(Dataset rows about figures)

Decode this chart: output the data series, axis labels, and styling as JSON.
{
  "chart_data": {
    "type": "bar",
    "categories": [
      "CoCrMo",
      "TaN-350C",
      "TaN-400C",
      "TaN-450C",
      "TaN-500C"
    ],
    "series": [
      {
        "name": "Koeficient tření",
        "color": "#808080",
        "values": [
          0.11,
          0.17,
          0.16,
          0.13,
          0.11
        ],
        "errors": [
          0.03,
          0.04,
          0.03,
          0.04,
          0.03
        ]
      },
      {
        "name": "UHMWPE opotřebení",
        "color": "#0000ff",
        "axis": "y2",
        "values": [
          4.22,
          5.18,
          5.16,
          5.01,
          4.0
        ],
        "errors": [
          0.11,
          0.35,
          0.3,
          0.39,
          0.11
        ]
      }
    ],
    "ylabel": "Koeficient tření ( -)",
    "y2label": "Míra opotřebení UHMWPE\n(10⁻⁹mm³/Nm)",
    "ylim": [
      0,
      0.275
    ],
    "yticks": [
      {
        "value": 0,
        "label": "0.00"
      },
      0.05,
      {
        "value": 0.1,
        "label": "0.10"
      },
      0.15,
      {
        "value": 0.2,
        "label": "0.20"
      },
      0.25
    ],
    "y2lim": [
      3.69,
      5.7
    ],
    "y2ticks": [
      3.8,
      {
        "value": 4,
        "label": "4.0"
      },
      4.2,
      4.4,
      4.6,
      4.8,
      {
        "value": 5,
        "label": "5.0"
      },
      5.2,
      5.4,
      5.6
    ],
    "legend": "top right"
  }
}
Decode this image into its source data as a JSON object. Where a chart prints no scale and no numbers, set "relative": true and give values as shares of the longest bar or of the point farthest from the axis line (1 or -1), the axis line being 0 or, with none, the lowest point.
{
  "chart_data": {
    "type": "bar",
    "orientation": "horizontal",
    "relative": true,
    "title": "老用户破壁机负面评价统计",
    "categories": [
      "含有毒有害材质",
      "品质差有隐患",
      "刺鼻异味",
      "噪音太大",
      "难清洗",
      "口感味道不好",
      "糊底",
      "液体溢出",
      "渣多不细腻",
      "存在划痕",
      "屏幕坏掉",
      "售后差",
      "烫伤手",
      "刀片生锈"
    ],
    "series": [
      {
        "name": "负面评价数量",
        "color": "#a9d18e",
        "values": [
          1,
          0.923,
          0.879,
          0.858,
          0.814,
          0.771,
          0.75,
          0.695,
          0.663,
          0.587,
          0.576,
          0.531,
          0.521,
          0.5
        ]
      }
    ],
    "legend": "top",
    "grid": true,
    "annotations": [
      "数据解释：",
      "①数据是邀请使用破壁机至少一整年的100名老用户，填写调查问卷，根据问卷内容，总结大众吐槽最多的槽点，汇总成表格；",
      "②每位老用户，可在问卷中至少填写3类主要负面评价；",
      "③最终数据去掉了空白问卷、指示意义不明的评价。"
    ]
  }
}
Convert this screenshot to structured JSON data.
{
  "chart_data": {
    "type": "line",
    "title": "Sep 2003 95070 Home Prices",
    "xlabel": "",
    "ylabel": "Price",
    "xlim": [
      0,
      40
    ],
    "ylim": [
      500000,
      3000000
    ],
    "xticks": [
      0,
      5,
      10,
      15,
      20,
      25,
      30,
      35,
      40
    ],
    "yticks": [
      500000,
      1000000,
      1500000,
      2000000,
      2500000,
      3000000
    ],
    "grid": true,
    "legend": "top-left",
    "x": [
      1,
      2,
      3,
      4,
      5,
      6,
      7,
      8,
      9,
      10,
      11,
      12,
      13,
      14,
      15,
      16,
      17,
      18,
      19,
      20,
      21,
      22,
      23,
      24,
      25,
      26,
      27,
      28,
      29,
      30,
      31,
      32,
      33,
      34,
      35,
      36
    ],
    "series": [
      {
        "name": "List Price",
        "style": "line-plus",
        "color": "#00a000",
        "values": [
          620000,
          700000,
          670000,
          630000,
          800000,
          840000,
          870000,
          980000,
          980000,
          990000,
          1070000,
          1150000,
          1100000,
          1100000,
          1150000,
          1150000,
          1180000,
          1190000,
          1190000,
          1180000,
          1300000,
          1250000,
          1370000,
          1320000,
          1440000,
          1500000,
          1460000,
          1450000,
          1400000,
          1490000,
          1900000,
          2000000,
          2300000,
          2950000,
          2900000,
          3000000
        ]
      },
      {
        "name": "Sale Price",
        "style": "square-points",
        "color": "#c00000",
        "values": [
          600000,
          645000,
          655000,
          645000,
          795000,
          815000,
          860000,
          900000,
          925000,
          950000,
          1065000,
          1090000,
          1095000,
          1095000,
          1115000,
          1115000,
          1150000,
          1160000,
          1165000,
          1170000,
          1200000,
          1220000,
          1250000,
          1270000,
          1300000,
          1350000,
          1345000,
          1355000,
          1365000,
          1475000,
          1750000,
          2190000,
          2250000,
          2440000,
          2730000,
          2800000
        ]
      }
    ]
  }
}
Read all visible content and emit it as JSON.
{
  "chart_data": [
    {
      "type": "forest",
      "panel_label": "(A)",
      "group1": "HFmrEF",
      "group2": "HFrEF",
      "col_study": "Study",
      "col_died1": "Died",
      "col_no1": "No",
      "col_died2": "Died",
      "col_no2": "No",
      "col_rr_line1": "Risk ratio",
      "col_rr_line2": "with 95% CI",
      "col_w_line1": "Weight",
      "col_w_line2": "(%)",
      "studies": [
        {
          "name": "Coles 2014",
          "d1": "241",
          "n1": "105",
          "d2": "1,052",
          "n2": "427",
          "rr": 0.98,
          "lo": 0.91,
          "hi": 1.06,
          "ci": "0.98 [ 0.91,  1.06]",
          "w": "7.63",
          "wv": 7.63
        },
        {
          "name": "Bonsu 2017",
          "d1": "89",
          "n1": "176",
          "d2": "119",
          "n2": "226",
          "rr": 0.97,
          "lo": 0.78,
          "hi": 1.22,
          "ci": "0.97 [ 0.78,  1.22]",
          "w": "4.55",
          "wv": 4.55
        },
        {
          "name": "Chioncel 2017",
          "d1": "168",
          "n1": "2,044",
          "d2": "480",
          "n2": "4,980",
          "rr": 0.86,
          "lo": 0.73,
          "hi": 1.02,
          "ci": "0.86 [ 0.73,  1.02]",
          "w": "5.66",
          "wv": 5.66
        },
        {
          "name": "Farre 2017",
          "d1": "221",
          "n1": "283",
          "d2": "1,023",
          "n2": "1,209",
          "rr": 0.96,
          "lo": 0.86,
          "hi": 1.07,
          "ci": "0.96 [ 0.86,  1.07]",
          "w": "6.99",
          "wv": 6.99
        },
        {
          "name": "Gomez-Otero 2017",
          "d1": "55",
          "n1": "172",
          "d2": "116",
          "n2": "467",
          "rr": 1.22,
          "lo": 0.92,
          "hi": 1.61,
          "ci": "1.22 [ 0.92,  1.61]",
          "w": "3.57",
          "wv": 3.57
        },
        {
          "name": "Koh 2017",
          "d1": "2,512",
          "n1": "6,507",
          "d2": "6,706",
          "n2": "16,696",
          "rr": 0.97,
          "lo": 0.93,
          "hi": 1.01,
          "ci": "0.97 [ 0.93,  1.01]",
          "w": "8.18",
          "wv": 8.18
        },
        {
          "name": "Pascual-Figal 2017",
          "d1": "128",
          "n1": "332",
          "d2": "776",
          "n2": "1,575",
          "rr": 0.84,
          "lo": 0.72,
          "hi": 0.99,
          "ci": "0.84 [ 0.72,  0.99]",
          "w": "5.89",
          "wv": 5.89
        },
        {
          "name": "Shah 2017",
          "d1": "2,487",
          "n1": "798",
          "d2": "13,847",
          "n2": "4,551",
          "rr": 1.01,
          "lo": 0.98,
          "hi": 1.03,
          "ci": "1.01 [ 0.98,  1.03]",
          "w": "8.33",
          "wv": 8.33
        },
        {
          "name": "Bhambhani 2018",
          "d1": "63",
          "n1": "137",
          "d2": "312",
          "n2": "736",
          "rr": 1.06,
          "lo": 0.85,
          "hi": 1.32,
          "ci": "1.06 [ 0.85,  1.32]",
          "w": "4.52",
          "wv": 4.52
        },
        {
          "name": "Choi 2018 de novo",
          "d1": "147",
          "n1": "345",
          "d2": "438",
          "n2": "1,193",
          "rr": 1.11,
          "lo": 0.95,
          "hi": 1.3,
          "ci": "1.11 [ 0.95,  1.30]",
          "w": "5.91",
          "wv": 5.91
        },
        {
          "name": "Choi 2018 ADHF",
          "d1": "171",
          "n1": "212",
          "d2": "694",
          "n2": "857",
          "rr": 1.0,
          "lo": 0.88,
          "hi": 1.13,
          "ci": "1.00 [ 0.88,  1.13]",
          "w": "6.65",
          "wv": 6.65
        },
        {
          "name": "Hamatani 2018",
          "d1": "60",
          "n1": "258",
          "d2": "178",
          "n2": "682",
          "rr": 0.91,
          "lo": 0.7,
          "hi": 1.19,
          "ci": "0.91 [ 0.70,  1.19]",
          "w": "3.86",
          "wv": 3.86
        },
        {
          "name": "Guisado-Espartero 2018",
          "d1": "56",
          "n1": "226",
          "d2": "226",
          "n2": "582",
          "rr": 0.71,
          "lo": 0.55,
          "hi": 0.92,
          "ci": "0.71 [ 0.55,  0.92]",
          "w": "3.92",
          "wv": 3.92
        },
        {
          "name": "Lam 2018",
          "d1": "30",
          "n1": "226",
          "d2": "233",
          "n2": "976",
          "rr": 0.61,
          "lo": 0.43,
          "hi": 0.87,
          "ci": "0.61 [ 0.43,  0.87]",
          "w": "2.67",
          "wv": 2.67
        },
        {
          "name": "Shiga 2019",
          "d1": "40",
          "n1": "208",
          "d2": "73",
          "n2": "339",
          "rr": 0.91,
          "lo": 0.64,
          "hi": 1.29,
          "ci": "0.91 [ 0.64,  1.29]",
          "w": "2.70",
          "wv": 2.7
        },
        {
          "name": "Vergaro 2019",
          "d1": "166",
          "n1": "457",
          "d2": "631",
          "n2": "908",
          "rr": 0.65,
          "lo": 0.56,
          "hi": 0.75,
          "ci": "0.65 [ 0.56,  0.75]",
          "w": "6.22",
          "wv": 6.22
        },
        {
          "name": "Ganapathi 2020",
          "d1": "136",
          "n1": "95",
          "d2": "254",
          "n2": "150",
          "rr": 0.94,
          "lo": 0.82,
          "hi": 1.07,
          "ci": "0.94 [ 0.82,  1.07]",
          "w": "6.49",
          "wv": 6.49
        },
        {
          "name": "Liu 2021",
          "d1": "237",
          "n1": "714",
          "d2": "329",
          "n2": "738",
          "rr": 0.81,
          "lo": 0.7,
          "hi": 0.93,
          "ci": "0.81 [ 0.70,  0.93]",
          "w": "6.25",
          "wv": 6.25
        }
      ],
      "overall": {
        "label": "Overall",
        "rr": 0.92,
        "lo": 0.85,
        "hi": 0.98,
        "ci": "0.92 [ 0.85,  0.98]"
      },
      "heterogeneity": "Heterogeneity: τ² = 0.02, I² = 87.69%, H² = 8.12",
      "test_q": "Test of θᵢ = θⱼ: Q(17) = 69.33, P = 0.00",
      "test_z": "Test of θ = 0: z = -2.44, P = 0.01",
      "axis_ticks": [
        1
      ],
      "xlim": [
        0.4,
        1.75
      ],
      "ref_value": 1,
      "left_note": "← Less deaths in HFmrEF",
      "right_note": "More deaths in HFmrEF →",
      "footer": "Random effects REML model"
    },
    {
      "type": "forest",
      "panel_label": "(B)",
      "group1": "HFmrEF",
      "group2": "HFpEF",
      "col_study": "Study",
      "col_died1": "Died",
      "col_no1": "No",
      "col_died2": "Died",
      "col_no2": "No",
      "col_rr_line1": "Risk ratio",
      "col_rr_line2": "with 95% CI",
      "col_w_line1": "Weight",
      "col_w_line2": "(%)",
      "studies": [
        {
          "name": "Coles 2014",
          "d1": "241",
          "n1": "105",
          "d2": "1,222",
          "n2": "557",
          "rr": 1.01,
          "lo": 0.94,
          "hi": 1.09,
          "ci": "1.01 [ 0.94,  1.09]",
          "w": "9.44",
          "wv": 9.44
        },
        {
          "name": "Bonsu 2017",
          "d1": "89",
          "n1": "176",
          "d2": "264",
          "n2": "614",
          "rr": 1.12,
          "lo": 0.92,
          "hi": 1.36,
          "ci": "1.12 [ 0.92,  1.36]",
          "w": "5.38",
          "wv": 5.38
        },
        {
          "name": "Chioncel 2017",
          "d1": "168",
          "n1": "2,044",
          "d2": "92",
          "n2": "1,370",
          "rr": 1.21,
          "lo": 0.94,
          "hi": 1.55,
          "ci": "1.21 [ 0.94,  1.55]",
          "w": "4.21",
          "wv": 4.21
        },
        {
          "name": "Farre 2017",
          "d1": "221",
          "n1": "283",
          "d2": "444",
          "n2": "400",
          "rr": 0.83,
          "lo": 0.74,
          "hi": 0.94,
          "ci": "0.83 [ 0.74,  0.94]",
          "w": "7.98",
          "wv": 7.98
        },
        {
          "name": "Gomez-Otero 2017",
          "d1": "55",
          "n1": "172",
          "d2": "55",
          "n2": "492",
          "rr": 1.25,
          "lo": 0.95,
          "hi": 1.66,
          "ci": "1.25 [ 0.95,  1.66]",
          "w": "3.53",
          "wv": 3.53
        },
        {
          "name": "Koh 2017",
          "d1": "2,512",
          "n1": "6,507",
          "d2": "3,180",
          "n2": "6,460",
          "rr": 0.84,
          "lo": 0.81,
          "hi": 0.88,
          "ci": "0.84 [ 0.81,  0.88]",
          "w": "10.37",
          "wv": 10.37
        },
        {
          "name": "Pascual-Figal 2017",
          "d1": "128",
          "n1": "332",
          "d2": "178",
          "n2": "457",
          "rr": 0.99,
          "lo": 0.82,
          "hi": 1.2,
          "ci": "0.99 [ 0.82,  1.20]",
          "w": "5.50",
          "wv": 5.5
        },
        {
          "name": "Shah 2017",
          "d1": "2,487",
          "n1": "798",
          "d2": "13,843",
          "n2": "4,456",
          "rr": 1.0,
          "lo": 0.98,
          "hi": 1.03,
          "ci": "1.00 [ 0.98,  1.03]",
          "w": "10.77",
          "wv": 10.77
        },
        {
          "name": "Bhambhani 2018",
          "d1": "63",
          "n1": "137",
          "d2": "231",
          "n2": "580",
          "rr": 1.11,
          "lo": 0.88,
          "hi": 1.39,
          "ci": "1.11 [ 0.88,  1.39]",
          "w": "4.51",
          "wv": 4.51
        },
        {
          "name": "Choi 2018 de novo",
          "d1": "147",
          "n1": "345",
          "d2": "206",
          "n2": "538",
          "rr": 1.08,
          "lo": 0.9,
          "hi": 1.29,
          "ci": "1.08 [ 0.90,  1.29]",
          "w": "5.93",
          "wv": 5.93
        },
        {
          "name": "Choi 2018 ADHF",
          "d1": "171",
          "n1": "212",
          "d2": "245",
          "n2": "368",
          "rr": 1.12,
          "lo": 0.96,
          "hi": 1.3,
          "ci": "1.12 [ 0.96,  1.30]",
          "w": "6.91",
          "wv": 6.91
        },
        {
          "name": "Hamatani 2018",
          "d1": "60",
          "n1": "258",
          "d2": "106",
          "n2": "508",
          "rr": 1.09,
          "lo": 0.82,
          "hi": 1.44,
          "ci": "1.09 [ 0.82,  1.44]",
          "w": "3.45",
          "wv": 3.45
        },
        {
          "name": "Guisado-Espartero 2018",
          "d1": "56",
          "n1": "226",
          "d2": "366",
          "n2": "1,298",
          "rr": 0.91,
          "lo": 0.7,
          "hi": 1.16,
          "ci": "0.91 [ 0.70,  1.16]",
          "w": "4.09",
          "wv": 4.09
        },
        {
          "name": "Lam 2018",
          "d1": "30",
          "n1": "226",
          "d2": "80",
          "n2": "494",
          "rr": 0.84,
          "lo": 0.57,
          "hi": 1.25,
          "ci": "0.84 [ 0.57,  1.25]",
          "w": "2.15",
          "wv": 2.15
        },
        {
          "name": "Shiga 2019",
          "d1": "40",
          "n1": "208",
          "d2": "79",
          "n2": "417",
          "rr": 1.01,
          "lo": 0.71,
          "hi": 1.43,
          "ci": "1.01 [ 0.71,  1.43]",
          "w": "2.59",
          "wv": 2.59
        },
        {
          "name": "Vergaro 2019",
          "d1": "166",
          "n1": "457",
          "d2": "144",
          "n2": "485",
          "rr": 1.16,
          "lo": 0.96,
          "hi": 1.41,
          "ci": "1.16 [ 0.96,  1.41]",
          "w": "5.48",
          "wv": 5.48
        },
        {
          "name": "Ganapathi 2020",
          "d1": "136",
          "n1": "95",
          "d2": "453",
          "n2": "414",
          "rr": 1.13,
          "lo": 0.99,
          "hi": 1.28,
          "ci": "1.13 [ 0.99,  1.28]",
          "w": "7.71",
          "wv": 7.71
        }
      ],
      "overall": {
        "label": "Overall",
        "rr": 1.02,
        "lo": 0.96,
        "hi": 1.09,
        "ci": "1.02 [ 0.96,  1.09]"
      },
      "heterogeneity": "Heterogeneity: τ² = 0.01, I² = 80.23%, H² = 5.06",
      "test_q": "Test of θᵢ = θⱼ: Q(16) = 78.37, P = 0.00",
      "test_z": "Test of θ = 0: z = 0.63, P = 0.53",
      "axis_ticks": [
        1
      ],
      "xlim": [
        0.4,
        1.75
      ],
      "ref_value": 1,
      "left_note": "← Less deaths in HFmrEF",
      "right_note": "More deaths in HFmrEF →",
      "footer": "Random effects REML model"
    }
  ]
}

### Problem requirements
Select the lines that carry the string "Heterogeneity" and copy them.

### Worked solution
      "heterogeneity": "Heterogeneity: τ² = 0.02, I² = 87.69%, H² = 8.12",
      "heterogeneity": "Heterogeneity: τ² = 0.01, I² = 80.23%, H² = 5.06",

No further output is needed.